## SUPPLIED DATA
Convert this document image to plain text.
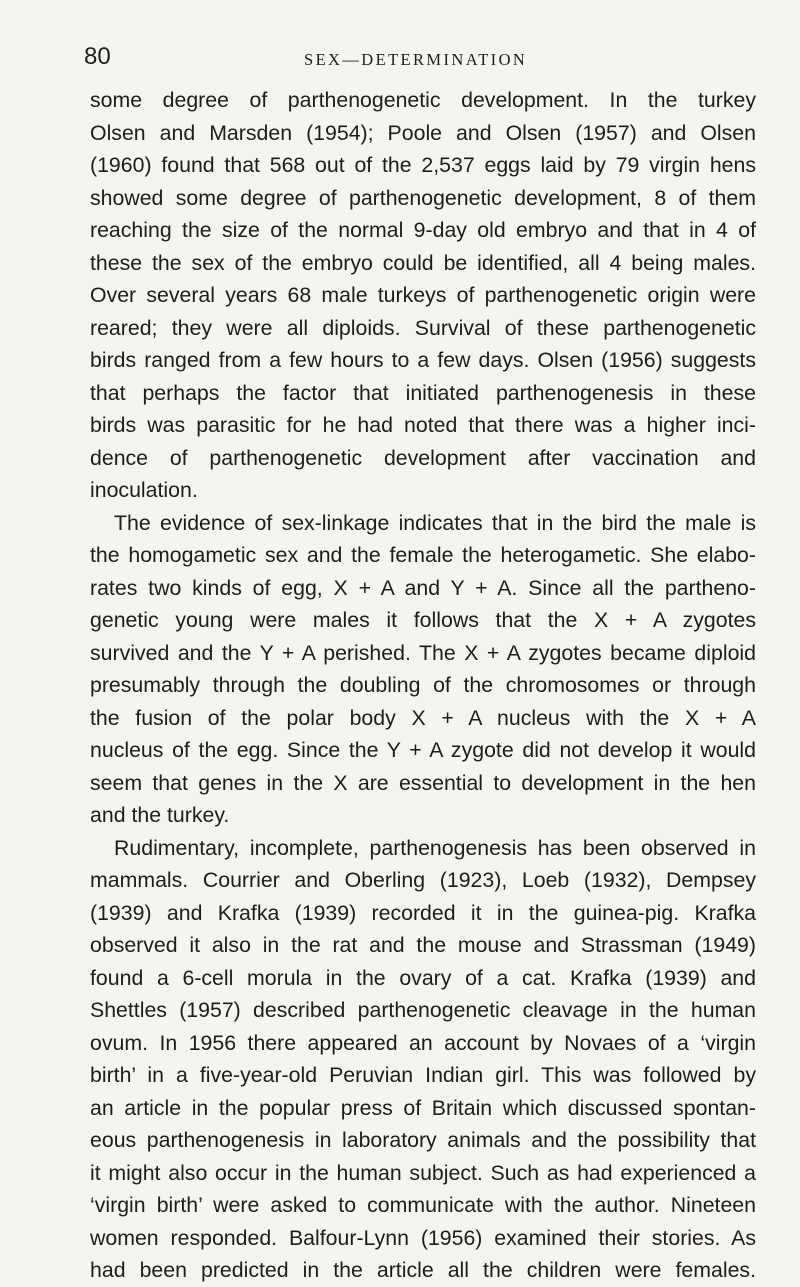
80	SEX—DETERMINATION
some degree of parthenogenetic development. In the turkey
Olsen and Marsden (1954); Poole and Olsen (1957) and Olsen
(1960) found that 568 out of the 2,537 eggs laid by 79 virgin hens
showed some degree of parthenogenetic development, 8 of them
reaching the size of the normal 9-day old embryo and that in 4 of
these the sex of the embryo could be identified, all 4 being males.
Over several years 68 male turkeys of parthenogenetic origin were
reared; they were all diploids. Survival of these parthenogenetic
birds ranged from a few hours to a few days. Olsen (1956) suggests
that perhaps the factor that initiated parthenogenesis in these
birds was parasitic for he had noted that there was a higher inci-
dence of parthenogenetic development after vaccination and
inoculation.
The evidence of sex-linkage indicates that in the bird the male is
the homogametic sex and the female the heterogametic. She elabo-
rates two kinds of egg, X + A and Y + A. Since all the partheno-
genetic young were males it follows that the X + A zygotes
survived and the Y + A perished. The X + A zygotes became diploid
presumably through the doubling of the chromosomes or through
the fusion of the polar body X + A nucleus with the X + A
nucleus of the egg. Since the Y + A zygote did not develop it would
seem that genes in the X are essential to development in the hen
and the turkey.
Rudimentary, incomplete, parthenogenesis has been observed in
mammals. Courrier and Oberling (1923), Loeb (1932), Dempsey
(1939) and Krafka (1939) recorded it in the guinea-pig. Krafka
observed it also in the rat and the mouse and Strassman (1949)
found a 6-cell morula in the ovary of a cat. Krafka (1939) and
Shettles (1957) described parthenogenetic cleavage in the human
ovum. In 1956 there appeared an account by Novaes of a ‘virgin
birth’ in a five-year-old Peruvian Indian girl. This was followed by
an article in the popular press of Britain which discussed spontan-
eous parthenogenesis in laboratory animals and the possibility that
it might also occur in the human subject. Such as had experienced a
‘virgin birth’ were asked to communicate with the author. Nineteen
women responded. Balfour-Lynn (1956) examined their stories. As
had been predicted in the article all the children were females.
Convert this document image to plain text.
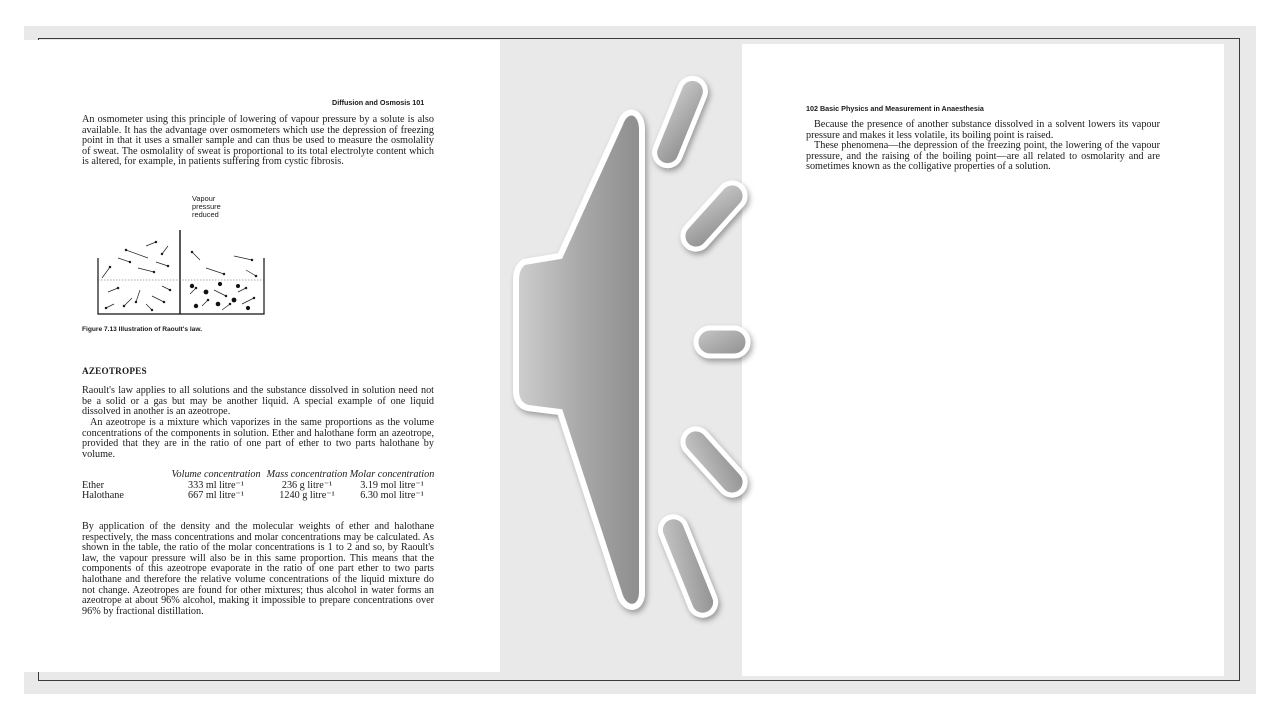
Diffusion and Osmosis 101

An osmometer using this principle of lowering of vapour pressure by a solute is also available. It has the advantage over osmometers which use the depression of freezing point in that it uses a smaller sample and can thus be used to measure the osmolality of sweat. The osmolality of sweat is proportional to its total electrolyte content which is altered, for example, in patients suffering from cystic fibrosis.

Vapour pressure reduced
Figure 7.13 Illustration of Raoult's law.
AZEOTROPES

Raoult's law applies to all solutions and the substance dissolved in solution need not be a solid or a gas but may be another liquid. A special example of one liquid dissolved in another is an azeotrope.

An azeotrope is a mixture which vaporizes in the same proportions as the volume concentrations of the components in solution. Ether and halothane form an azeotrope, provided that they are in the ratio of one part of ether to two parts halothane by volume.

	Volume concentration	Mass concentration	Molar concentration
Ether	333 ml litre⁻¹	236 g litre⁻¹	3.19 mol litre⁻¹
Halothane	667 ml litre⁻¹	1240 g litre⁻¹	6.30 mol litre⁻¹

By application of the density and the molecular weights of ether and halothane respectively, the mass concentrations and molar concentrations may be calculated. As shown in the table, the ratio of the molar concentrations is 1 to 2 and so, by Raoult's law, the vapour pressure will also be in this same proportion. This means that the components of this azeotrope evaporate in the ratio of one part ether to two parts halothane and therefore the relative volume concentrations of the liquid mixture do not change. Azeotropes are found for other mixtures; thus alcohol in water forms an azeotrope at about 96% alcohol, making it impossible to prepare concentrations over 96% by fractional distillation.

102 Basic Physics and Measurement in Anaesthesia

Because the presence of another substance dissolved in a solvent lowers its vapour pressure and makes it less volatile, its boiling point is raised.

These phenomena—the depression of the freezing point, the lowering of the vapour pressure, and the raising of the boiling point—are all related to osmolarity and are sometimes known as the colligative properties of a solution.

## EXERCISE REQUIREMENTS
Please copy out each line of the material that holds the string "embryo".

## SOLUTION
reaching the size of the normal 9-day old embryo and that in 4 of
these the sex of the embryo could be identified, all 4 being males.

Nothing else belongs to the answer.